Problem requirements ::
Find the line that contains "Decode this image". Output it and every line after it to the end of the records, exactly as they appear.

Dataset items ::
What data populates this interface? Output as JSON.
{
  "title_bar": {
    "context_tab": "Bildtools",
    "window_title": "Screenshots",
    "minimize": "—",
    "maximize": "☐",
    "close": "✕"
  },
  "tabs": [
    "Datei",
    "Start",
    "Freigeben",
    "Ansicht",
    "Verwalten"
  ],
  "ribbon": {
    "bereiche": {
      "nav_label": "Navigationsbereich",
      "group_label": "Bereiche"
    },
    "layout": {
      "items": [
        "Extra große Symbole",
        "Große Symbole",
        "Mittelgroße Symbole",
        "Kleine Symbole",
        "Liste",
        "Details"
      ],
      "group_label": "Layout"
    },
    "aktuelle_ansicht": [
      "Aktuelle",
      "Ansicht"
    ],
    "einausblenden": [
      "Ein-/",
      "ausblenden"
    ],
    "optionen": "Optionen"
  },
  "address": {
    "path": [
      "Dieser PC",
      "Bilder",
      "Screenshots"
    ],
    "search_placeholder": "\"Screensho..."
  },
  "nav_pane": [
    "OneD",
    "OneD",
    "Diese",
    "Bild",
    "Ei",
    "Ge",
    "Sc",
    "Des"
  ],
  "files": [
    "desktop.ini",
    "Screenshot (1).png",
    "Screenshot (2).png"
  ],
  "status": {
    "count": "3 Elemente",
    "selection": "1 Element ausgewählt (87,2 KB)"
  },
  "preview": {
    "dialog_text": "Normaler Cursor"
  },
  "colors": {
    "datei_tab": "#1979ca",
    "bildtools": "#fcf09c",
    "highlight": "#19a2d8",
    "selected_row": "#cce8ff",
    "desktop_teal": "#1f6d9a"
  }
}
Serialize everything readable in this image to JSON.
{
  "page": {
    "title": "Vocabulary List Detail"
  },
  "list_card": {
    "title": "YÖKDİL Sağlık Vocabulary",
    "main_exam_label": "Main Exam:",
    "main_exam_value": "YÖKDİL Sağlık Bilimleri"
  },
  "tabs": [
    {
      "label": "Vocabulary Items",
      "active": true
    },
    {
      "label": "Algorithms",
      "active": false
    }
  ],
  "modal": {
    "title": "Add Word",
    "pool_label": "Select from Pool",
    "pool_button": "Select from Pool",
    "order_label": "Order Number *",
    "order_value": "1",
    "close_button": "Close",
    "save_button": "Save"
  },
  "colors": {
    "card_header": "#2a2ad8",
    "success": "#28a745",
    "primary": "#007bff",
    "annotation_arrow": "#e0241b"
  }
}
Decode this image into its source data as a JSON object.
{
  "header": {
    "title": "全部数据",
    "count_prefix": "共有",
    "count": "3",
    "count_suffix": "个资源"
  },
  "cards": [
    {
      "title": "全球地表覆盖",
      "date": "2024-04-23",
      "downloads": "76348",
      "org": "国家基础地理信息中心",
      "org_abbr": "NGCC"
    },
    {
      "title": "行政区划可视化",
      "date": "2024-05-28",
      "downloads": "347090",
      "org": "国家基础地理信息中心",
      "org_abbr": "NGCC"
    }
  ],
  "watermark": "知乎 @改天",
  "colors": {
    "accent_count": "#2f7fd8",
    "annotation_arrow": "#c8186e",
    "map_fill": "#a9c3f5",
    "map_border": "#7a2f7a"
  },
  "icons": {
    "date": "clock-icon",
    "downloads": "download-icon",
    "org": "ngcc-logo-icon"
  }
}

Expected output ::
Decode this image into its source data as a JSON object.
{
  "header": {
    "title": "全部数据",
    "count_prefix": "共有",
    "count": "3",
    "count_suffix": "个资源"
  },
  "cards": [
    {
      "title": "全球地表覆盖",
      "date": "2024-04-23",
      "downloads": "76348",
      "org": "国家基础地理信息中心",
      "org_abbr": "NGCC"
    },
    {
      "title": "行政区划可视化",
      "date": "2024-05-28",
      "downloads": "347090",
      "org": "国家基础地理信息中心",
      "org_abbr": "NGCC"
    }
  ],
  "watermark": "知乎 @改天",
  "colors": {
    "accent_count": "#2f7fd8",
    "annotation_arrow": "#c8186e",
    "map_fill": "#a9c3f5",
    "map_border": "#7a2f7a"
  },
  "icons": {
    "date": "clock-icon",
    "downloads": "download-icon",
    "org": "ngcc-logo-icon"
  }
}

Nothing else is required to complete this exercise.